> WRITTEN INSTRUCTION
Exactly reproduce the lines that follow.

> DATA SUPPLIED
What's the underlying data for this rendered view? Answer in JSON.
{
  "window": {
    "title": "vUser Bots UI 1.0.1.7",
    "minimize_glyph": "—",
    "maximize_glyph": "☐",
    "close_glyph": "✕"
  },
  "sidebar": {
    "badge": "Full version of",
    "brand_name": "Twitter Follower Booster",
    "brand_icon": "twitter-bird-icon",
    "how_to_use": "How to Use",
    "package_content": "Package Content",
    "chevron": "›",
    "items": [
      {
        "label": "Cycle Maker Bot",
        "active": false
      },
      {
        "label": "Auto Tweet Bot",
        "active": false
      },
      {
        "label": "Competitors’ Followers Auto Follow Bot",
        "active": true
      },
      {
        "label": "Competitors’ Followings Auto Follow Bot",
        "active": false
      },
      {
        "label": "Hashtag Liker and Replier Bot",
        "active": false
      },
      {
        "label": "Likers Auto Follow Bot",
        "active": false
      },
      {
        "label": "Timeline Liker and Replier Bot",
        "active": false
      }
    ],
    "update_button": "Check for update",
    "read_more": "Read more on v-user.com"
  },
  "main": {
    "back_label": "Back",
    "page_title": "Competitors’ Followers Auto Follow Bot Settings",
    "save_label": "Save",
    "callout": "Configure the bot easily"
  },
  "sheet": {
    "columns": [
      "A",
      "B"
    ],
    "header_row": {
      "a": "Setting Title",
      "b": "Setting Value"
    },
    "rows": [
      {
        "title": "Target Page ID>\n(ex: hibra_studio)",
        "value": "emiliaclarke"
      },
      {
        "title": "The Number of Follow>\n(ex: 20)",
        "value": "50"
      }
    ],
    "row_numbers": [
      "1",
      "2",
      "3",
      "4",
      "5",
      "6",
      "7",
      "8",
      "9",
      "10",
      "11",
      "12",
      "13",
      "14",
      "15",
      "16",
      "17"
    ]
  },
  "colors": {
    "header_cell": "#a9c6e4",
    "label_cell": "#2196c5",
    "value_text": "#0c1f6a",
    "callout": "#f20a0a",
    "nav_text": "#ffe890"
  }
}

> CORRECT ANSWER
What's the underlying data for this rendered view? Answer in JSON.
{
  "window": {
    "title": "vUser Bots UI 1.0.1.7",
    "minimize_glyph": "—",
    "maximize_glyph": "☐",
    "close_glyph": "✕"
  },
  "sidebar": {
    "badge": "Full version of",
    "brand_name": "Twitter Follower Booster",
    "brand_icon": "twitter-bird-icon",
    "how_to_use": "How to Use",
    "package_content": "Package Content",
    "chevron": "›",
    "items": [
      {
        "label": "Cycle Maker Bot",
        "active": false
      },
      {
        "label": "Auto Tweet Bot",
        "active": false
      },
      {
        "label": "Competitors’ Followers Auto Follow Bot",
        "active": true
      },
      {
        "label": "Competitors’ Followings Auto Follow Bot",
        "active": false
      },
      {
        "label": "Hashtag Liker and Replier Bot",
        "active": false
      },
      {
        "label": "Likers Auto Follow Bot",
        "active": false
      },
      {
        "label": "Timeline Liker and Replier Bot",
        "active": false
      }
    ],
    "update_button": "Check for update",
    "read_more": "Read more on v-user.com"
  },
  "main": {
    "back_label": "Back",
    "page_title": "Competitors’ Followers Auto Follow Bot Settings",
    "save_label": "Save",
    "callout": "Configure the bot easily"
  },
  "sheet": {
    "columns": [
      "A",
      "B"
    ],
    "header_row": {
      "a": "Setting Title",
      "b": "Setting Value"
    },
    "rows": [
      {
        "title": "Target Page ID>\n(ex: hibra_studio)",
        "value": "emiliaclarke"
      },
      {
        "title": "The Number of Follow>\n(ex: 20)",
        "value": "50"
      }
    ],
    "row_numbers": [
      "1",
      "2",
      "3",
      "4",
      "5",
      "6",
      "7",
      "8",
      "9",
      "10",
      "11",
      "12",
      "13",
      "14",
      "15",
      "16",
      "17"
    ]
  },
  "colors": {
    "header_cell": "#a9c6e4",
    "label_cell": "#2196c5",
    "value_text": "#0c1f6a",
    "callout": "#f20a0a",
    "nav_text": "#ffe890"
  }
}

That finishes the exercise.